■ **What the exercise asks**
Omit the pictures and return every entry exactly as written.

■ **Extracted material**
★ ★ ★ ★ ★ ★ ★
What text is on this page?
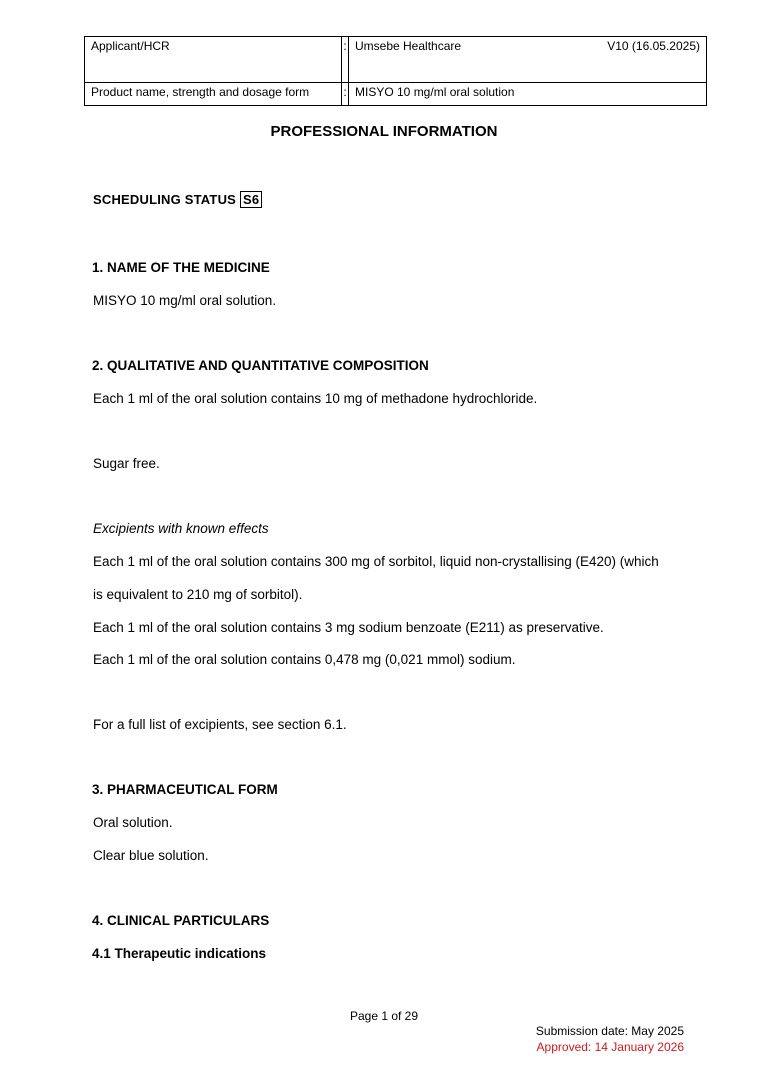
Applicant/HCR	:	Umsebe Healthcare V10 (16.05.2025)

Product name, strength and dosage form	:	MISYO 10 mg/ml oral solution
PROFESSIONAL INFORMATION
SCHEDULING STATUS S6
1. NAME OF THE MEDICINE
MISYO 10 mg/ml oral solution.
2. QUALITATIVE AND QUANTITATIVE COMPOSITION
Each 1 ml of the oral solution contains 10 mg of methadone hydrochloride.
Sugar free.
Excipients with known effects
Each 1 ml of the oral solution contains 300 mg of sorbitol, liquid non-crystallising (E420) (which
is equivalent to 210 mg of sorbitol).
Each 1 ml of the oral solution contains 3 mg sodium benzoate (E211) as preservative.
Each 1 ml of the oral solution contains 0,478 mg (0,021 mmol) sodium.
For a full list of excipients, see section 6.1.
3. PHARMACEUTICAL FORM
Oral solution.
Clear blue solution.
4. CLINICAL PARTICULARS
4.1 Therapeutic indications
Page 1 of 29
Submission date: May 2025
Approved: 14 January 2026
★ ★ ★ ★ ★ ★ ★
■ **Answer below**
What text is on this page?
Applicant/HCR	:	Umsebe Healthcare V10 (16.05.2025)

Product name, strength and dosage form	:	MISYO 10 mg/ml oral solution
PROFESSIONAL INFORMATION
SCHEDULING STATUS S6
1. NAME OF THE MEDICINE
MISYO 10 mg/ml oral solution.
2. QUALITATIVE AND QUANTITATIVE COMPOSITION
Each 1 ml of the oral solution contains 10 mg of methadone hydrochloride.
Sugar free.
Excipients with known effects
Each 1 ml of the oral solution contains 300 mg of sorbitol, liquid non-crystallising (E420) (which
is equivalent to 210 mg of sorbitol).
Each 1 ml of the oral solution contains 3 mg sodium benzoate (E211) as preservative.
Each 1 ml of the oral solution contains 0,478 mg (0,021 mmol) sodium.
For a full list of excipients, see section 6.1.
3. PHARMACEUTICAL FORM
Oral solution.
Clear blue solution.
4. CLINICAL PARTICULARS
4.1 Therapeutic indications
Page 1 of 29
Submission date: May 2025
Approved: 14 January 2026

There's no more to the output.